To be done: Each record below is to be copied word for word, with pictures removed.

Extracted data entries

———

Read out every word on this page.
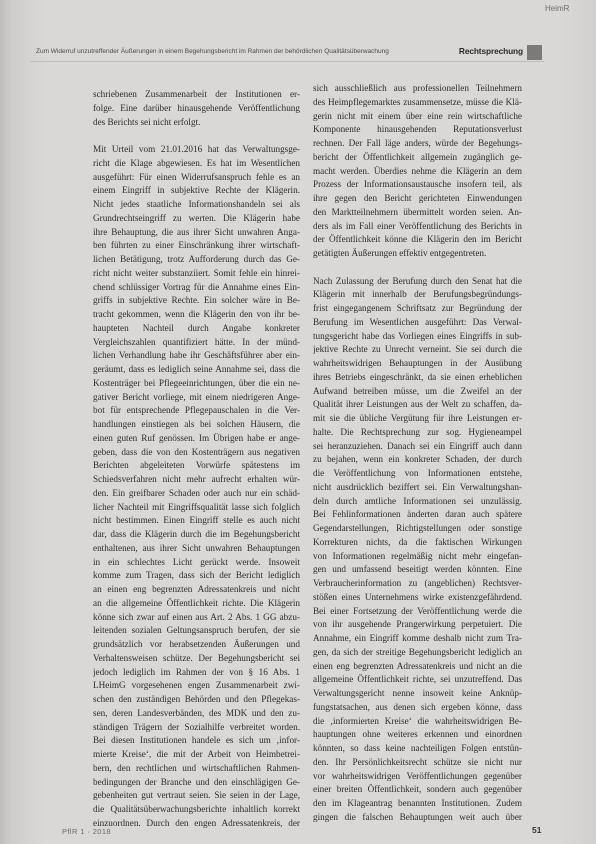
HeimR
Zum Widerruf unzutreffender Äußerungen in einem Begehungsbericht im Rahmen der behördlichen Qualitätsüberwachung	Rechtsprechung
schriebenen Zusammenarbeit der Institutionen er-
folge. Eine darüber hinausgehende Veröffentlichung
des Berichts sei nicht erfolgt.
Mit Urteil vom 21.01.2016 hat das Verwaltungsge-
richt die Klage abgewiesen. Es hat im Wesentlichen
ausgeführt: Für einen Widerrufsanspruch fehle es an
einem Eingriff in subjektive Rechte der Klägerin.
Nicht jedes staatliche Informationshandeln sei als
Grundrechtseingriff zu werten. Die Klägerin habe
ihre Behauptung, die aus ihrer Sicht unwahren Anga-
ben führten zu einer Einschränkung ihrer wirtschaft-
lichen Betätigung, trotz Aufforderung durch das Ge-
richt nicht weiter substanziiert. Somit fehle ein hinrei-
chend schlüssiger Vortrag für die Annahme eines Ein-
griffs in subjektive Rechte. Ein solcher wäre in Be-
tracht gekommen, wenn die Klägerin den von ihr be-
haupteten Nachteil durch Angabe konkreter
Vergleichszahlen quantifiziert hätte. In der münd-
lichen Verhandlung habe ihr Geschäftsführer aber ein-
geräumt, dass es lediglich seine Annahme sei, dass die
Kostenträger bei Pflegeeinrichtungen, über die ein ne-
gativer Bericht vorliege, mit einem niedrigeren Ange-
bot für entsprechende Pflegepauschalen in die Ver-
handlungen einstiegen als bei solchen Häusern, die
einen guten Ruf genössen. Im Übrigen habe er ange-
geben, dass die von den Kostenträgern aus negativen
Berichten abgeleiteten Vorwürfe spätestens im
Schiedsverfahren nicht mehr aufrecht erhalten wür-
den. Ein greifbarer Schaden oder auch nur ein schäd-
licher Nachteil mit Eingriffsqualität lasse sich folglich
nicht bestimmen. Einen Eingriff stelle es auch nicht
dar, dass die Klägerin durch die im Begehungsbericht
enthaltenen, aus ihrer Sicht unwahren Behauptungen
in ein schlechtes Licht gerückt werde. Insoweit
komme zum Tragen, dass sich der Bericht lediglich
an einen eng begrenzten Adressatenkreis und nicht
an die allgemeine Öffentlichkeit richte. Die Klägerin
könne sich zwar auf einen aus Art. 2 Abs. 1 GG abzu-
leitenden sozialen Geltungsanspruch berufen, der sie
grundsätzlich vor herabsetzenden Äußerungen und
Verhaltensweisen schütze. Der Begehungsbericht sei
jedoch lediglich im Rahmen der von § 16 Abs. 1
LHeimG vorgesehenen engen Zusammenarbeit zwi-
schen den zuständigen Behörden und den Pflegekas-
sen, deren Landesverbänden, des MDK und den zu-
ständigen Trägern der Sozialhilfe verbreitet worden.
Bei diesen Institutionen handele es sich um ‚infor-
mierte Kreise‘, die mit der Arbeit von Heimbetrei-
bern, den rechtlichen und wirtschaftlichen Rahmen-
bedingungen der Branche und den einschlägigen Ge-
gebenheiten gut vertraut seien. Sie seien in der Lage,
die Qualitätsüberwachungsberichte inhaltlich korrekt
einzuordnen. Durch den engen Adressatenkreis, der
sich ausschließlich aus professionellen Teilnehmern
des Heimpflegemarktes zusammensetze, müsse die Klä-
gerin nicht mit einem über eine rein wirtschaftliche
Komponente hinausgehenden Reputationsverlust
rechnen. Der Fall läge anders, würde der Begehungs-
bericht der Öffentlichkeit allgemein zugänglich ge-
macht werden. Überdies nehme die Klägerin an dem
Prozess der Informationsaustausche insofern teil, als
ihre gegen den Bericht gerichteten Einwendungen
den Marktteilnehmern übermittelt worden seien. An-
ders als im Fall einer Veröffentlichung des Berichts in
der Öffentlichkeit könne die Klägerin den im Bericht
getätigten Äußerungen effektiv entgegentreten.
Nach Zulassung der Berufung durch den Senat hat die
Klägerin mit innerhalb der Berufungsbegründungs-
frist eingegangenem Schriftsatz zur Begründung der
Berufung im Wesentlichen ausgeführt: Das Verwal-
tungsgericht habe das Vorliegen eines Eingriffs in sub-
jektive Rechte zu Unrecht verneint. Sie sei durch die
wahrheitswidrigen Behauptungen in der Ausübung
ihres Betriebs eingeschränkt, da sie einen erheblichen
Aufwand betreiben müsse, um die Zweifel an der
Qualität ihrer Leistungen aus der Welt zu schaffen, da-
mit sie die übliche Vergütung für ihre Leistungen er-
halte. Die Rechtsprechung zur sog. Hygieneampel
sei heranzuziehen. Danach sei ein Eingriff auch dann
zu bejahen, wenn ein konkreter Schaden, der durch
die Veröffentlichung von Informationen entstehe,
nicht ausdrücklich beziffert sei. Ein Verwaltungshan-
deln durch amtliche Informationen sei unzulässig.
Bei Fehlinformationen änderten daran auch spätere
Gegendarstellungen, Richtigstellungen oder sonstige
Korrekturen nichts, da die faktischen Wirkungen
von Informationen regelmäßig nicht mehr eingefan-
gen und umfassend beseitigt werden könnten. Eine
Verbraucherinformation zu (angeblichen) Rechtsver-
stößen eines Unternehmens wirke existenzgefährdend.
Bei einer Fortsetzung der Veröffentlichung werde die
von ihr ausgehende Prangerwirkung perpetuiert. Die
Annahme, ein Eingriff komme deshalb nicht zum Tra-
gen, da sich der streitige Begehungsbericht lediglich an
einen eng begrenzten Adressatenkreis und nicht an die
allgemeine Öffentlichkeit richte, sei unzutreffend. Das
Verwaltungsgericht nenne insoweit keine Anknüp-
fungstatsachen, aus denen sich ergeben könne, dass
die ‚informierten Kreise‘ die wahrheitswidrigen Be-
hauptungen ohne weiteres erkennen und einordnen
könnten, so dass keine nachteiligen Folgen entstün-
den. Ihr Persönlichkeitsrecht schütze sie nicht nur
vor wahrheitswidrigen Veröffentlichungen gegenüber
einer breiten Öffentlichkeit, sondern auch gegenüber
den im Klageantrag benannten Institutionen. Zudem
gingen die falschen Behauptungen weit auch über
PflR 1 · 2018	51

———

Solution to the exercise:
Read out every word on this page.
HeimR
Zum Widerruf unzutreffender Äußerungen in einem Begehungsbericht im Rahmen der behördlichen Qualitätsüberwachung	Rechtsprechung
schriebenen Zusammenarbeit der Institutionen er-
folge. Eine darüber hinausgehende Veröffentlichung
des Berichts sei nicht erfolgt.
Mit Urteil vom 21.01.2016 hat das Verwaltungsge-
richt die Klage abgewiesen. Es hat im Wesentlichen
ausgeführt: Für einen Widerrufsanspruch fehle es an
einem Eingriff in subjektive Rechte der Klägerin.
Nicht jedes staatliche Informationshandeln sei als
Grundrechtseingriff zu werten. Die Klägerin habe
ihre Behauptung, die aus ihrer Sicht unwahren Anga-
ben führten zu einer Einschränkung ihrer wirtschaft-
lichen Betätigung, trotz Aufforderung durch das Ge-
richt nicht weiter substanziiert. Somit fehle ein hinrei-
chend schlüssiger Vortrag für die Annahme eines Ein-
griffs in subjektive Rechte. Ein solcher wäre in Be-
tracht gekommen, wenn die Klägerin den von ihr be-
haupteten Nachteil durch Angabe konkreter
Vergleichszahlen quantifiziert hätte. In der münd-
lichen Verhandlung habe ihr Geschäftsführer aber ein-
geräumt, dass es lediglich seine Annahme sei, dass die
Kostenträger bei Pflegeeinrichtungen, über die ein ne-
gativer Bericht vorliege, mit einem niedrigeren Ange-
bot für entsprechende Pflegepauschalen in die Ver-
handlungen einstiegen als bei solchen Häusern, die
einen guten Ruf genössen. Im Übrigen habe er ange-
geben, dass die von den Kostenträgern aus negativen
Berichten abgeleiteten Vorwürfe spätestens im
Schiedsverfahren nicht mehr aufrecht erhalten wür-
den. Ein greifbarer Schaden oder auch nur ein schäd-
licher Nachteil mit Eingriffsqualität lasse sich folglich
nicht bestimmen. Einen Eingriff stelle es auch nicht
dar, dass die Klägerin durch die im Begehungsbericht
enthaltenen, aus ihrer Sicht unwahren Behauptungen
in ein schlechtes Licht gerückt werde. Insoweit
komme zum Tragen, dass sich der Bericht lediglich
an einen eng begrenzten Adressatenkreis und nicht
an die allgemeine Öffentlichkeit richte. Die Klägerin
könne sich zwar auf einen aus Art. 2 Abs. 1 GG abzu-
leitenden sozialen Geltungsanspruch berufen, der sie
grundsätzlich vor herabsetzenden Äußerungen und
Verhaltensweisen schütze. Der Begehungsbericht sei
jedoch lediglich im Rahmen der von § 16 Abs. 1
LHeimG vorgesehenen engen Zusammenarbeit zwi-
schen den zuständigen Behörden und den Pflegekas-
sen, deren Landesverbänden, des MDK und den zu-
ständigen Trägern der Sozialhilfe verbreitet worden.
Bei diesen Institutionen handele es sich um ‚infor-
mierte Kreise‘, die mit der Arbeit von Heimbetrei-
bern, den rechtlichen und wirtschaftlichen Rahmen-
bedingungen der Branche und den einschlägigen Ge-
gebenheiten gut vertraut seien. Sie seien in der Lage,
die Qualitätsüberwachungsberichte inhaltlich korrekt
einzuordnen. Durch den engen Adressatenkreis, der
sich ausschließlich aus professionellen Teilnehmern
des Heimpflegemarktes zusammensetze, müsse die Klä-
gerin nicht mit einem über eine rein wirtschaftliche
Komponente hinausgehenden Reputationsverlust
rechnen. Der Fall läge anders, würde der Begehungs-
bericht der Öffentlichkeit allgemein zugänglich ge-
macht werden. Überdies nehme die Klägerin an dem
Prozess der Informationsaustausche insofern teil, als
ihre gegen den Bericht gerichteten Einwendungen
den Marktteilnehmern übermittelt worden seien. An-
ders als im Fall einer Veröffentlichung des Berichts in
der Öffentlichkeit könne die Klägerin den im Bericht
getätigten Äußerungen effektiv entgegentreten.
Nach Zulassung der Berufung durch den Senat hat die
Klägerin mit innerhalb der Berufungsbegründungs-
frist eingegangenem Schriftsatz zur Begründung der
Berufung im Wesentlichen ausgeführt: Das Verwal-
tungsgericht habe das Vorliegen eines Eingriffs in sub-
jektive Rechte zu Unrecht verneint. Sie sei durch die
wahrheitswidrigen Behauptungen in der Ausübung
ihres Betriebs eingeschränkt, da sie einen erheblichen
Aufwand betreiben müsse, um die Zweifel an der
Qualität ihrer Leistungen aus der Welt zu schaffen, da-
mit sie die übliche Vergütung für ihre Leistungen er-
halte. Die Rechtsprechung zur sog. Hygieneampel
sei heranzuziehen. Danach sei ein Eingriff auch dann
zu bejahen, wenn ein konkreter Schaden, der durch
die Veröffentlichung von Informationen entstehe,
nicht ausdrücklich beziffert sei. Ein Verwaltungshan-
deln durch amtliche Informationen sei unzulässig.
Bei Fehlinformationen änderten daran auch spätere
Gegendarstellungen, Richtigstellungen oder sonstige
Korrekturen nichts, da die faktischen Wirkungen
von Informationen regelmäßig nicht mehr eingefan-
gen und umfassend beseitigt werden könnten. Eine
Verbraucherinformation zu (angeblichen) Rechtsver-
stößen eines Unternehmens wirke existenzgefährdend.
Bei einer Fortsetzung der Veröffentlichung werde die
von ihr ausgehende Prangerwirkung perpetuiert. Die
Annahme, ein Eingriff komme deshalb nicht zum Tra-
gen, da sich der streitige Begehungsbericht lediglich an
einen eng begrenzten Adressatenkreis und nicht an die
allgemeine Öffentlichkeit richte, sei unzutreffend. Das
Verwaltungsgericht nenne insoweit keine Anknüp-
fungstatsachen, aus denen sich ergeben könne, dass
die ‚informierten Kreise‘ die wahrheitswidrigen Be-
hauptungen ohne weiteres erkennen und einordnen
könnten, so dass keine nachteiligen Folgen entstün-
den. Ihr Persönlichkeitsrecht schütze sie nicht nur
vor wahrheitswidrigen Veröffentlichungen gegenüber
einer breiten Öffentlichkeit, sondern auch gegenüber
den im Klageantrag benannten Institutionen. Zudem
gingen die falschen Behauptungen weit auch über
PflR 1 · 2018	51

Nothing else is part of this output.